[Start of Records provided]

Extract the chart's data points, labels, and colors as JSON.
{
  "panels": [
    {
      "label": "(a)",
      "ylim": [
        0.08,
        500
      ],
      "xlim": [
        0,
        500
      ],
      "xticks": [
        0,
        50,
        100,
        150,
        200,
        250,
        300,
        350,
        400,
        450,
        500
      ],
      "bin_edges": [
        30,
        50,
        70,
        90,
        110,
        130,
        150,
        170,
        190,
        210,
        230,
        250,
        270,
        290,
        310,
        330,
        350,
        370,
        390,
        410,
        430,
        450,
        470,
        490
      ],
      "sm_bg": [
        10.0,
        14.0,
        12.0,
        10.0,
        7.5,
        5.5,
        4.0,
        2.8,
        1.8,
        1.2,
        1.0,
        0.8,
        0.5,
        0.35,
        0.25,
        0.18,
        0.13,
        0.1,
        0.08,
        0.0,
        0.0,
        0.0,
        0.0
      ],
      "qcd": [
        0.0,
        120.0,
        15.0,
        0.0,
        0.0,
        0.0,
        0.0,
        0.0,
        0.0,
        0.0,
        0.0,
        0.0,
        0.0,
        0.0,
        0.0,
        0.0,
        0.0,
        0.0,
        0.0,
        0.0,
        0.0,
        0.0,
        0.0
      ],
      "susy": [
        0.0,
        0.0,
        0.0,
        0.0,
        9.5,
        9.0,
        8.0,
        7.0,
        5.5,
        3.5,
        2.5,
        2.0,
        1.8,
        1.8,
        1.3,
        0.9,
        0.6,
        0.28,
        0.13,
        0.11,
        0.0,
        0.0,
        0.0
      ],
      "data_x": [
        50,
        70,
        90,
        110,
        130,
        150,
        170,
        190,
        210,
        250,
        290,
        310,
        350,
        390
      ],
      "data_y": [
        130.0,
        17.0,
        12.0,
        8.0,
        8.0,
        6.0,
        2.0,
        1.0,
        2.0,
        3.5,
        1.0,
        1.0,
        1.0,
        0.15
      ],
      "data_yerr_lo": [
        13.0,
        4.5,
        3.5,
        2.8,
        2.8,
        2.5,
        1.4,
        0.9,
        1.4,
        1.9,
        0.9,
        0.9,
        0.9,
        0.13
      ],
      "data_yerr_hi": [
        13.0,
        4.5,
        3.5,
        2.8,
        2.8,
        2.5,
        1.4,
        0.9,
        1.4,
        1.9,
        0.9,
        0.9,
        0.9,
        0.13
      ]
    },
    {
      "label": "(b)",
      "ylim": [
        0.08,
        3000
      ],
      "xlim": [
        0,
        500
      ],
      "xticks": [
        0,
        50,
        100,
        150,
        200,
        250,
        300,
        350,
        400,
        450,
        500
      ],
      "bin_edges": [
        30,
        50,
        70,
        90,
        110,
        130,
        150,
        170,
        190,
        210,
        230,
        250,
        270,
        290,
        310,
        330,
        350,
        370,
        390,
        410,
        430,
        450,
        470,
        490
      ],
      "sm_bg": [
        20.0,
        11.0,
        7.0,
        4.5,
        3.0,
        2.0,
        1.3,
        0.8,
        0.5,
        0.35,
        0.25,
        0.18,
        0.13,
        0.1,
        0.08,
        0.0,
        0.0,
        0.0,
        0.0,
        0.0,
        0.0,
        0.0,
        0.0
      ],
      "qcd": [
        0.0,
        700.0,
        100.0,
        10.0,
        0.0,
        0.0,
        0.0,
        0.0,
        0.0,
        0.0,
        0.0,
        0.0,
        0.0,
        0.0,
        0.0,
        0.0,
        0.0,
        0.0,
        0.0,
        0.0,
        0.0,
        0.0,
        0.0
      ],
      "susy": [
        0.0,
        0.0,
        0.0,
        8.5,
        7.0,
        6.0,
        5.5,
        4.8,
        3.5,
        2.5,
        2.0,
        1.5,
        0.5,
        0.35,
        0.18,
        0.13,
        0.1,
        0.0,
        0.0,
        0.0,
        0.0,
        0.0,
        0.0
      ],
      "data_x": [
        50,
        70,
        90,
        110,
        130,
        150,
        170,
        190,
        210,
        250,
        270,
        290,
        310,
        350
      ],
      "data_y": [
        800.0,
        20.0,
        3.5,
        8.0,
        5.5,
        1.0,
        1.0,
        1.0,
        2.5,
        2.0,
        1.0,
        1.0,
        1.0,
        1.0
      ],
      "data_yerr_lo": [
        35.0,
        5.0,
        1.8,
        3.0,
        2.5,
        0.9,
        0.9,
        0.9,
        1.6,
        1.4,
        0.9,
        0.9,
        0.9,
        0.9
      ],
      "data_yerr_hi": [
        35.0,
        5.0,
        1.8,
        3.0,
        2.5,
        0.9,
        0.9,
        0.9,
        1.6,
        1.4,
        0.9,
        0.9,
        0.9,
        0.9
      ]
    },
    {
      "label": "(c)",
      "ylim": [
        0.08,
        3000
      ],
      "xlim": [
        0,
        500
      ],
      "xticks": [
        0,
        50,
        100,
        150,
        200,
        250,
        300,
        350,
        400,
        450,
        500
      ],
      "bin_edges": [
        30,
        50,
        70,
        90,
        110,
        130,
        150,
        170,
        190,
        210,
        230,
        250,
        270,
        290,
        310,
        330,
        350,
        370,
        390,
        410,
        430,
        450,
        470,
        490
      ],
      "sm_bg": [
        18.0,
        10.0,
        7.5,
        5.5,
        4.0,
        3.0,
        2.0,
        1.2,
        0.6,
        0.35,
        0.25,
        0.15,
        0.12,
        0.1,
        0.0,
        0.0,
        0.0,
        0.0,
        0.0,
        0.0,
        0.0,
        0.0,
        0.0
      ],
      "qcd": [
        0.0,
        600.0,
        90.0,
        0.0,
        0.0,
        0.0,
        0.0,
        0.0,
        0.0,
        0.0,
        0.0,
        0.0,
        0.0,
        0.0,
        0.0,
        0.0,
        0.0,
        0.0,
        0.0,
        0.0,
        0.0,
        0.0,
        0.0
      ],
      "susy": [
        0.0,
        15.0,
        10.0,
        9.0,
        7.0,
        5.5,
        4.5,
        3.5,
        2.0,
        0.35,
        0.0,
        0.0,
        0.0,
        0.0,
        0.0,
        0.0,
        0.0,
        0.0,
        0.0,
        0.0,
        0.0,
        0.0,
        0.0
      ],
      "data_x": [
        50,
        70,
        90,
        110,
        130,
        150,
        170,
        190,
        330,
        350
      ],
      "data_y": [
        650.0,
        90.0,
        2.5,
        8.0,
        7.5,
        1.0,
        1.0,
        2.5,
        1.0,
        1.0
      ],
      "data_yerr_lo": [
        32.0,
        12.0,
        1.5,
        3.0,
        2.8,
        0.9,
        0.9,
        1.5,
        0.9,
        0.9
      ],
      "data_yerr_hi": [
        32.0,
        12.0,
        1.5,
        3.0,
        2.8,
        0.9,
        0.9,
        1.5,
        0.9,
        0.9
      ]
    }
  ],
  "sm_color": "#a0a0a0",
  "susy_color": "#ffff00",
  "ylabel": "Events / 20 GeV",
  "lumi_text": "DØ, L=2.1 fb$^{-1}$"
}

[End of Records provided]

* [Your objective] Reproduce all of the data exactly as given.

* [Written answer]
Extract the chart's data points, labels, and colors as JSON.
{
  "panels": [
    {
      "label": "(a)",
      "ylim": [
        0.08,
        500
      ],
      "xlim": [
        0,
        500
      ],
      "xticks": [
        0,
        50,
        100,
        150,
        200,
        250,
        300,
        350,
        400,
        450,
        500
      ],
      "bin_edges": [
        30,
        50,
        70,
        90,
        110,
        130,
        150,
        170,
        190,
        210,
        230,
        250,
        270,
        290,
        310,
        330,
        350,
        370,
        390,
        410,
        430,
        450,
        470,
        490
      ],
      "sm_bg": [
        10.0,
        14.0,
        12.0,
        10.0,
        7.5,
        5.5,
        4.0,
        2.8,
        1.8,
        1.2,
        1.0,
        0.8,
        0.5,
        0.35,
        0.25,
        0.18,
        0.13,
        0.1,
        0.08,
        0.0,
        0.0,
        0.0,
        0.0
      ],
      "qcd": [
        0.0,
        120.0,
        15.0,
        0.0,
        0.0,
        0.0,
        0.0,
        0.0,
        0.0,
        0.0,
        0.0,
        0.0,
        0.0,
        0.0,
        0.0,
        0.0,
        0.0,
        0.0,
        0.0,
        0.0,
        0.0,
        0.0,
        0.0
      ],
      "susy": [
        0.0,
        0.0,
        0.0,
        0.0,
        9.5,
        9.0,
        8.0,
        7.0,
        5.5,
        3.5,
        2.5,
        2.0,
        1.8,
        1.8,
        1.3,
        0.9,
        0.6,
        0.28,
        0.13,
        0.11,
        0.0,
        0.0,
        0.0
      ],
      "data_x": [
        50,
        70,
        90,
        110,
        130,
        150,
        170,
        190,
        210,
        250,
        290,
        310,
        350,
        390
      ],
      "data_y": [
        130.0,
        17.0,
        12.0,
        8.0,
        8.0,
        6.0,
        2.0,
        1.0,
        2.0,
        3.5,
        1.0,
        1.0,
        1.0,
        0.15
      ],
      "data_yerr_lo": [
        13.0,
        4.5,
        3.5,
        2.8,
        2.8,
        2.5,
        1.4,
        0.9,
        1.4,
        1.9,
        0.9,
        0.9,
        0.9,
        0.13
      ],
      "data_yerr_hi": [
        13.0,
        4.5,
        3.5,
        2.8,
        2.8,
        2.5,
        1.4,
        0.9,
        1.4,
        1.9,
        0.9,
        0.9,
        0.9,
        0.13
      ]
    },
    {
      "label": "(b)",
      "ylim": [
        0.08,
        3000
      ],
      "xlim": [
        0,
        500
      ],
      "xticks": [
        0,
        50,
        100,
        150,
        200,
        250,
        300,
        350,
        400,
        450,
        500
      ],
      "bin_edges": [
        30,
        50,
        70,
        90,
        110,
        130,
        150,
        170,
        190,
        210,
        230,
        250,
        270,
        290,
        310,
        330,
        350,
        370,
        390,
        410,
        430,
        450,
        470,
        490
      ],
      "sm_bg": [
        20.0,
        11.0,
        7.0,
        4.5,
        3.0,
        2.0,
        1.3,
        0.8,
        0.5,
        0.35,
        0.25,
        0.18,
        0.13,
        0.1,
        0.08,
        0.0,
        0.0,
        0.0,
        0.0,
        0.0,
        0.0,
        0.0,
        0.0
      ],
      "qcd": [
        0.0,
        700.0,
        100.0,
        10.0,
        0.0,
        0.0,
        0.0,
        0.0,
        0.0,
        0.0,
        0.0,
        0.0,
        0.0,
        0.0,
        0.0,
        0.0,
        0.0,
        0.0,
        0.0,
        0.0,
        0.0,
        0.0,
        0.0
      ],
      "susy": [
        0.0,
        0.0,
        0.0,
        8.5,
        7.0,
        6.0,
        5.5,
        4.8,
        3.5,
        2.5,
        2.0,
        1.5,
        0.5,
        0.35,
        0.18,
        0.13,
        0.1,
        0.0,
        0.0,
        0.0,
        0.0,
        0.0,
        0.0
      ],
      "data_x": [
        50,
        70,
        90,
        110,
        130,
        150,
        170,
        190,
        210,
        250,
        270,
        290,
        310,
        350
      ],
      "data_y": [
        800.0,
        20.0,
        3.5,
        8.0,
        5.5,
        1.0,
        1.0,
        1.0,
        2.5,
        2.0,
        1.0,
        1.0,
        1.0,
        1.0
      ],
      "data_yerr_lo": [
        35.0,
        5.0,
        1.8,
        3.0,
        2.5,
        0.9,
        0.9,
        0.9,
        1.6,
        1.4,
        0.9,
        0.9,
        0.9,
        0.9
      ],
      "data_yerr_hi": [
        35.0,
        5.0,
        1.8,
        3.0,
        2.5,
        0.9,
        0.9,
        0.9,
        1.6,
        1.4,
        0.9,
        0.9,
        0.9,
        0.9
      ]
    },
    {
      "label": "(c)",
      "ylim": [
        0.08,
        3000
      ],
      "xlim": [
        0,
        500
      ],
      "xticks": [
        0,
        50,
        100,
        150,
        200,
        250,
        300,
        350,
        400,
        450,
        500
      ],
      "bin_edges": [
        30,
        50,
        70,
        90,
        110,
        130,
        150,
        170,
        190,
        210,
        230,
        250,
        270,
        290,
        310,
        330,
        350,
        370,
        390,
        410,
        430,
        450,
        470,
        490
      ],
      "sm_bg": [
        18.0,
        10.0,
        7.5,
        5.5,
        4.0,
        3.0,
        2.0,
        1.2,
        0.6,
        0.35,
        0.25,
        0.15,
        0.12,
        0.1,
        0.0,
        0.0,
        0.0,
        0.0,
        0.0,
        0.0,
        0.0,
        0.0,
        0.0
      ],
      "qcd": [
        0.0,
        600.0,
        90.0,
        0.0,
        0.0,
        0.0,
        0.0,
        0.0,
        0.0,
        0.0,
        0.0,
        0.0,
        0.0,
        0.0,
        0.0,
        0.0,
        0.0,
        0.0,
        0.0,
        0.0,
        0.0,
        0.0,
        0.0
      ],
      "susy": [
        0.0,
        15.0,
        10.0,
        9.0,
        7.0,
        5.5,
        4.5,
        3.5,
        2.0,
        0.35,
        0.0,
        0.0,
        0.0,
        0.0,
        0.0,
        0.0,
        0.0,
        0.0,
        0.0,
        0.0,
        0.0,
        0.0,
        0.0
      ],
      "data_x": [
        50,
        70,
        90,
        110,
        130,
        150,
        170,
        190,
        330,
        350
      ],
      "data_y": [
        650.0,
        90.0,
        2.5,
        8.0,
        7.5,
        1.0,
        1.0,
        2.5,
        1.0,
        1.0
      ],
      "data_yerr_lo": [
        32.0,
        12.0,
        1.5,
        3.0,
        2.8,
        0.9,
        0.9,
        1.5,
        0.9,
        0.9
      ],
      "data_yerr_hi": [
        32.0,
        12.0,
        1.5,
        3.0,
        2.8,
        0.9,
        0.9,
        1.5,
        0.9,
        0.9
      ]
    }
  ],
  "sm_color": "#a0a0a0",
  "susy_color": "#ffff00",
  "ylabel": "Events / 20 GeV",
  "lumi_text": "DØ, L=2.1 fb$^{-1}$"
}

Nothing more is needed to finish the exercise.